The task
For each line in the data below that holds "ocasionado", return a copy.

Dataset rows

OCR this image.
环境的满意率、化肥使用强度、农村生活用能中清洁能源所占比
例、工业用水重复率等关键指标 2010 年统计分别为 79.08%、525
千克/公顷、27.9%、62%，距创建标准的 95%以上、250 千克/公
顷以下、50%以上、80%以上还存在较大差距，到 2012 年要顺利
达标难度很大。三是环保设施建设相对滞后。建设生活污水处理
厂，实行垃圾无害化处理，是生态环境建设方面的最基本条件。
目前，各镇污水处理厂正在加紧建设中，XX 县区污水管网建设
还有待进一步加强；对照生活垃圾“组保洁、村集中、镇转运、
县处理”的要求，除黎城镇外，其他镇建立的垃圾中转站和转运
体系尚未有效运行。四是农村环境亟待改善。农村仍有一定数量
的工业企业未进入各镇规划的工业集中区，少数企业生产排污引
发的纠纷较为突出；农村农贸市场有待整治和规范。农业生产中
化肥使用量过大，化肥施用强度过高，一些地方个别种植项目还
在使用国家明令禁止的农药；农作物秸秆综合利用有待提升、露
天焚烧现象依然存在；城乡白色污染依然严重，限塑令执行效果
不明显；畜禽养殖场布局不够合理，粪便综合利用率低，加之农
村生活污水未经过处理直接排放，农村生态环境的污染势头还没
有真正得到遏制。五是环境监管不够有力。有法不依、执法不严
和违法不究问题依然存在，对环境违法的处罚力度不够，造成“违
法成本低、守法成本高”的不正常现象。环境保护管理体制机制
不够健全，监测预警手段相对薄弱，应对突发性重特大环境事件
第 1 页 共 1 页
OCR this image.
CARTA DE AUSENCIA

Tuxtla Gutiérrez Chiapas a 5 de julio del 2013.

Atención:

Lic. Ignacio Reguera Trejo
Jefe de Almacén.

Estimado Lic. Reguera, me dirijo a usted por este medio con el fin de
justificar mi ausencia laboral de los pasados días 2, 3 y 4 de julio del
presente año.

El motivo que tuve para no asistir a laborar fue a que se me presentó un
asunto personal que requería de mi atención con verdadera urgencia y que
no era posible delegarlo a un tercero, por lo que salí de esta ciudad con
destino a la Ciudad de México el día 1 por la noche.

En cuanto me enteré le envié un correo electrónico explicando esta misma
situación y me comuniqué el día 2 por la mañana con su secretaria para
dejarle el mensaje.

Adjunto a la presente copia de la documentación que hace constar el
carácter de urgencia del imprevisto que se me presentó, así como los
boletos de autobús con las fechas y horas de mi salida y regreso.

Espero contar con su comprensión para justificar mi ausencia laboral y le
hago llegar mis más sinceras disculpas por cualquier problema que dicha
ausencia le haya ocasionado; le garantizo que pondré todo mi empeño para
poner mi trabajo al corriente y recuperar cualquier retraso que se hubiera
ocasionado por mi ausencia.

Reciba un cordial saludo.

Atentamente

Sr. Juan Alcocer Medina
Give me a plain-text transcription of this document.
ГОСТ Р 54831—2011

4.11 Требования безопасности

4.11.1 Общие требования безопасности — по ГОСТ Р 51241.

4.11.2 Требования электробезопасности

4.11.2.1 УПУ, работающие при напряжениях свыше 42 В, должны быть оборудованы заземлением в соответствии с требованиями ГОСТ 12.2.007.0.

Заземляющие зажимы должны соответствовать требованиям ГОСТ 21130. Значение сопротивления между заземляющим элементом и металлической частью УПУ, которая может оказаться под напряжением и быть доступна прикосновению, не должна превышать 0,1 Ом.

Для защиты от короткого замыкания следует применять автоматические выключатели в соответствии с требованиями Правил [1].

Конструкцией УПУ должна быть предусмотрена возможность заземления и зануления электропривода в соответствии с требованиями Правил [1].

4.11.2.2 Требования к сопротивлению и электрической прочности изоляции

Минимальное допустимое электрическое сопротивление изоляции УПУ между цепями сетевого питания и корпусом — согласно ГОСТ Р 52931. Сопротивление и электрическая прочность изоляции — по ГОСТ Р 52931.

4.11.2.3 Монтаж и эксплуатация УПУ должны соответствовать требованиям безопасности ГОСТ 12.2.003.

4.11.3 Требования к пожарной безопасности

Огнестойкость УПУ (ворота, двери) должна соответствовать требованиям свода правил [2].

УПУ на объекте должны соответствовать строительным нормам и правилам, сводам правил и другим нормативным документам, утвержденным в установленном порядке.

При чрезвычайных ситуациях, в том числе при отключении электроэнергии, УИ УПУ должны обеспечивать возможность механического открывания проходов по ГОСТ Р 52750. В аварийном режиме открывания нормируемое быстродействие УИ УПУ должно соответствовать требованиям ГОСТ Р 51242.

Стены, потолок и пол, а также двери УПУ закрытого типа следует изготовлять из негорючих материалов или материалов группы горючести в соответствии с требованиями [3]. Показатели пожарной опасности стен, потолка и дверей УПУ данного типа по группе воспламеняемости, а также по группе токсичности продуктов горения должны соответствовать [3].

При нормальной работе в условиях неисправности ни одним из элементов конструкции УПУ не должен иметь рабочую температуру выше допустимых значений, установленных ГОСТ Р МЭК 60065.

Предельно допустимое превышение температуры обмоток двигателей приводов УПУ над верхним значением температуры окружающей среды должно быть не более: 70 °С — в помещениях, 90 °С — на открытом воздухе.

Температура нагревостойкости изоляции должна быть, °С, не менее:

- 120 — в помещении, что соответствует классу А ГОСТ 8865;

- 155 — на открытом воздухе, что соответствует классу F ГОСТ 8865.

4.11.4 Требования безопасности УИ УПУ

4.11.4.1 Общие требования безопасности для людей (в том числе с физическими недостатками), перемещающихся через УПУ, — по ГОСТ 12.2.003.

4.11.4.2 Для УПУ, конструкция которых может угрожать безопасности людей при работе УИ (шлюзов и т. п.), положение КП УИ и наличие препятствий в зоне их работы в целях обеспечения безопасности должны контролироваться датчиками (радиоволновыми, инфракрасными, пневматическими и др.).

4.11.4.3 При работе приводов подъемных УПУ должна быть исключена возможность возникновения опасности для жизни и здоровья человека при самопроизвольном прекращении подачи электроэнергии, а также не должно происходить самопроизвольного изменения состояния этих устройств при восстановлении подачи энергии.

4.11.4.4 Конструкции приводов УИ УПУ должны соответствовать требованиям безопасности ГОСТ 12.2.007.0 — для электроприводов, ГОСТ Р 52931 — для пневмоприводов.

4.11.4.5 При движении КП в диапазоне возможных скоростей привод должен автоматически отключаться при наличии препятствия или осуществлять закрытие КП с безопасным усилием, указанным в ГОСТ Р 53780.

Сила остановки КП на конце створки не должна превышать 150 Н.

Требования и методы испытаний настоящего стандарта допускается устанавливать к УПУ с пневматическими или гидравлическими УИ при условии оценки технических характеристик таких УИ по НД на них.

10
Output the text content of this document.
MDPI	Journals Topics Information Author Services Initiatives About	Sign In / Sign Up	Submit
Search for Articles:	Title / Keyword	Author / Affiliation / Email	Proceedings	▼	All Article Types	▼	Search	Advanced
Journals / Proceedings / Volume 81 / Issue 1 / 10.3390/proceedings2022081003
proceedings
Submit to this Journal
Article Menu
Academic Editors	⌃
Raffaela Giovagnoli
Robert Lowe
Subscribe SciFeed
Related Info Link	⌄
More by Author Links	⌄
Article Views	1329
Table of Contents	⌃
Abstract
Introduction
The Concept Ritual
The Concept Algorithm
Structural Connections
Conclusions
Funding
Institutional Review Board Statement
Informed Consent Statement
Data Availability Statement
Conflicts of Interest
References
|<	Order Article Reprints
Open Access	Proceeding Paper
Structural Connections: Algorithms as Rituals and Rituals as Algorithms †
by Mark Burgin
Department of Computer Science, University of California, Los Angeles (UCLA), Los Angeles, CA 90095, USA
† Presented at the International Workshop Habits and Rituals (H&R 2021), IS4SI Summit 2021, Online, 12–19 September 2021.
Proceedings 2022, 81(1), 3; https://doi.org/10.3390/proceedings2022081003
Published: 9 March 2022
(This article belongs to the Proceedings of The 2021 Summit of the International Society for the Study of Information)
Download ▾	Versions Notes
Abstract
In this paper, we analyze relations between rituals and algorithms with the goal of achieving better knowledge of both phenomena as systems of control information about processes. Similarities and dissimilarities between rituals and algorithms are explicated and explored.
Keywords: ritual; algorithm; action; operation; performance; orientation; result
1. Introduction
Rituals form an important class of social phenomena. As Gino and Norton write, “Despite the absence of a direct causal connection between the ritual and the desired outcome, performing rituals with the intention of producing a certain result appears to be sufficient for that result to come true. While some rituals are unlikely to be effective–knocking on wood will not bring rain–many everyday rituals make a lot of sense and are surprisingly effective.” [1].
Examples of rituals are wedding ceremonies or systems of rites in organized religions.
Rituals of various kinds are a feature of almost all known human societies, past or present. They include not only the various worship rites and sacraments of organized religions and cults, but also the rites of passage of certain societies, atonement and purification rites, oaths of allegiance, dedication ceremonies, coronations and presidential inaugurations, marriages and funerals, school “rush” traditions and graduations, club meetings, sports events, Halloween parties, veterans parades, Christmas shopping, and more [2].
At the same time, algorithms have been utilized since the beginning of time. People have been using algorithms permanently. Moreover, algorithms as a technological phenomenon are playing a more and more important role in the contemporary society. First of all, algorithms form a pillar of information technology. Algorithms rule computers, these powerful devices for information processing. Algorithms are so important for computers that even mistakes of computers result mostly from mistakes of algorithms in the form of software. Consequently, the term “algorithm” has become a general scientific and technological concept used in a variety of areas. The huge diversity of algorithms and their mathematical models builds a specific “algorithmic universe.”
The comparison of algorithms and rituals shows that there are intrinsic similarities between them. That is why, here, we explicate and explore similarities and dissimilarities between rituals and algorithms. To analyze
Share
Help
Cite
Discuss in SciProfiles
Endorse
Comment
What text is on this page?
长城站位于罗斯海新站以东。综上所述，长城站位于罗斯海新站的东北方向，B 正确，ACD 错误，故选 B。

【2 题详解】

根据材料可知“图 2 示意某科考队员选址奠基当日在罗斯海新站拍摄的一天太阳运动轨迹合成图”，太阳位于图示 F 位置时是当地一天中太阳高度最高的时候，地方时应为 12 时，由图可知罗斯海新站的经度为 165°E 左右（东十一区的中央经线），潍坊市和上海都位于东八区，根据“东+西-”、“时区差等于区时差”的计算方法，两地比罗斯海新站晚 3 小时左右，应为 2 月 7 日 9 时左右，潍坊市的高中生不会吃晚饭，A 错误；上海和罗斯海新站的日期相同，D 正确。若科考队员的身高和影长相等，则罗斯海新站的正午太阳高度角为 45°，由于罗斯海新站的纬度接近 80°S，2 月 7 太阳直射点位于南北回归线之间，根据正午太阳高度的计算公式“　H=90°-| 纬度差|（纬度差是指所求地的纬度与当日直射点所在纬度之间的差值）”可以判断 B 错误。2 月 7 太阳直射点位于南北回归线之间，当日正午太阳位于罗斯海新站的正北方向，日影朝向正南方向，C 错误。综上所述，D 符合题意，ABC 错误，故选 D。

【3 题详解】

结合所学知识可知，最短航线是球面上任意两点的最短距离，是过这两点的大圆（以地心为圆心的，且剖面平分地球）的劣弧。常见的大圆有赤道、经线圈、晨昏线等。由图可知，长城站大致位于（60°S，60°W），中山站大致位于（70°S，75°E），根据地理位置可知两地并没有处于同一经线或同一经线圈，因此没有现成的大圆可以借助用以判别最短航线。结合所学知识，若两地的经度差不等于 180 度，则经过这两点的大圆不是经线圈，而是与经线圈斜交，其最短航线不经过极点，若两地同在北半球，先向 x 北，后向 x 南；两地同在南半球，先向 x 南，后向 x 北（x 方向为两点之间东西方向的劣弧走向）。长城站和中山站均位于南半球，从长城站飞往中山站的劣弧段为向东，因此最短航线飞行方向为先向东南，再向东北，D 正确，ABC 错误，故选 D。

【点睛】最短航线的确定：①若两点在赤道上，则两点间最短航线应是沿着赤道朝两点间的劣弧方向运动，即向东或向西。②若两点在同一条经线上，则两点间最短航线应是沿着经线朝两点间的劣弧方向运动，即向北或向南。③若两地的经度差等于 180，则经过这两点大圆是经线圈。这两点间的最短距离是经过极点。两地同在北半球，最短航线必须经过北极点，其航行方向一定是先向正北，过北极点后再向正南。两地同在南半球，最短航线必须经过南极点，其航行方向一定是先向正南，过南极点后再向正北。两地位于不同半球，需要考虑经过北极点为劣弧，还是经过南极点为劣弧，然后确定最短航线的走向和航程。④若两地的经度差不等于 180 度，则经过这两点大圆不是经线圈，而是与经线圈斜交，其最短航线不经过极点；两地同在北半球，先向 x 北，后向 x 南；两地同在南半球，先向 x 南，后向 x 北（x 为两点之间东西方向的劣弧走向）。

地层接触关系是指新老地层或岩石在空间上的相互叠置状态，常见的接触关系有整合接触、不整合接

Task answer
ausencia le haya ocasionado; le garantizo que pondré todo mi empeño para
ocasionado por mi ausencia.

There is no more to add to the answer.